- WORK INSTRUCTIONS
Show only lines that include "операции".

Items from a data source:
-- START --

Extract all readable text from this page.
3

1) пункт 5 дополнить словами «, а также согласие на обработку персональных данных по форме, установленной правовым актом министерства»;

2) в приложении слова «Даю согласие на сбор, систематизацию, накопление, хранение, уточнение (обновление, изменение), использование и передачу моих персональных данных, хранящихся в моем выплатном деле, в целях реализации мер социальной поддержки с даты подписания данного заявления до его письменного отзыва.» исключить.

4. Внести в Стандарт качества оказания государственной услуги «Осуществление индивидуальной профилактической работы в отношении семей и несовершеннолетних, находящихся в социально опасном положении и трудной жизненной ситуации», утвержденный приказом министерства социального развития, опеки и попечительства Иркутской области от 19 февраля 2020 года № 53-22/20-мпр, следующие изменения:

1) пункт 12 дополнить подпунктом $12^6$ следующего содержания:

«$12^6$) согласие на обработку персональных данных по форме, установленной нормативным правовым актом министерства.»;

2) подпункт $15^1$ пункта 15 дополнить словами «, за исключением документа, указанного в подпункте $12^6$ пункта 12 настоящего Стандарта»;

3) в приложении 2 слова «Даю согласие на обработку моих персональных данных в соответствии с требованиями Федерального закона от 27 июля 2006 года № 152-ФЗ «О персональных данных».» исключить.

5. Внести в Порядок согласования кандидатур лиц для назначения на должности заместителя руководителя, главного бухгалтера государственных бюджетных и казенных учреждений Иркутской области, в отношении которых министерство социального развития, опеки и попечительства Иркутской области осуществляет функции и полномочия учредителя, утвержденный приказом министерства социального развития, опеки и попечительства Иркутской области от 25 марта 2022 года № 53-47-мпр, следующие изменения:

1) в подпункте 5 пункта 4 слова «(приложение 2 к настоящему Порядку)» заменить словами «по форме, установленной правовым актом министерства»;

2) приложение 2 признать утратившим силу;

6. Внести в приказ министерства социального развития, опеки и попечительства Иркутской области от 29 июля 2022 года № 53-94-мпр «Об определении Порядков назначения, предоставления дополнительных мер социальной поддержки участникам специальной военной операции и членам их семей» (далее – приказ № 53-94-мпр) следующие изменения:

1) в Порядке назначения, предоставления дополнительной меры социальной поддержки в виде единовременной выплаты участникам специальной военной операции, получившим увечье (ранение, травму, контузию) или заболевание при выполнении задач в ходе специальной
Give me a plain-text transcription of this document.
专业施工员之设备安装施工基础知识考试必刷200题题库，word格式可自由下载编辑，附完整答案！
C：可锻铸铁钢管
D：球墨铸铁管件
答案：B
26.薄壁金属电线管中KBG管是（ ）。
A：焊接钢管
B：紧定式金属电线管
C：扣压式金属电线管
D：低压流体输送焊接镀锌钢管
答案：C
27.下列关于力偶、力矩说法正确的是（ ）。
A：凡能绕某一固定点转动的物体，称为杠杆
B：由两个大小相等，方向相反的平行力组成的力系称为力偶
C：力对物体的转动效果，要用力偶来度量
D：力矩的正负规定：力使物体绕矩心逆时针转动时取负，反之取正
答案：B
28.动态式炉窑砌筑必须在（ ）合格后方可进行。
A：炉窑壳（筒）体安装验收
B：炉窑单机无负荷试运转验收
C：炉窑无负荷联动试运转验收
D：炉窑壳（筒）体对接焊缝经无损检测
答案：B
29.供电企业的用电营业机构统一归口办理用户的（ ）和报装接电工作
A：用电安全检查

-- END --

- EXPECTED OUTPUT
6. Внести в приказ министерства социального развития, опеки и попечительства Иркутской области от 29 июля 2022 года № 53-94-мпр «Об определении Порядков назначения, предоставления дополнительных мер социальной поддержки участникам специальной военной операции и членам их семей» (далее – приказ № 53-94-мпр) следующие изменения:
1) в Порядке назначения, предоставления дополнительной меры социальной поддержки в виде единовременной выплаты участникам специальной военной операции, получившим увечье (ранение, травму, контузию) или заболевание при выполнении задач в ходе специальной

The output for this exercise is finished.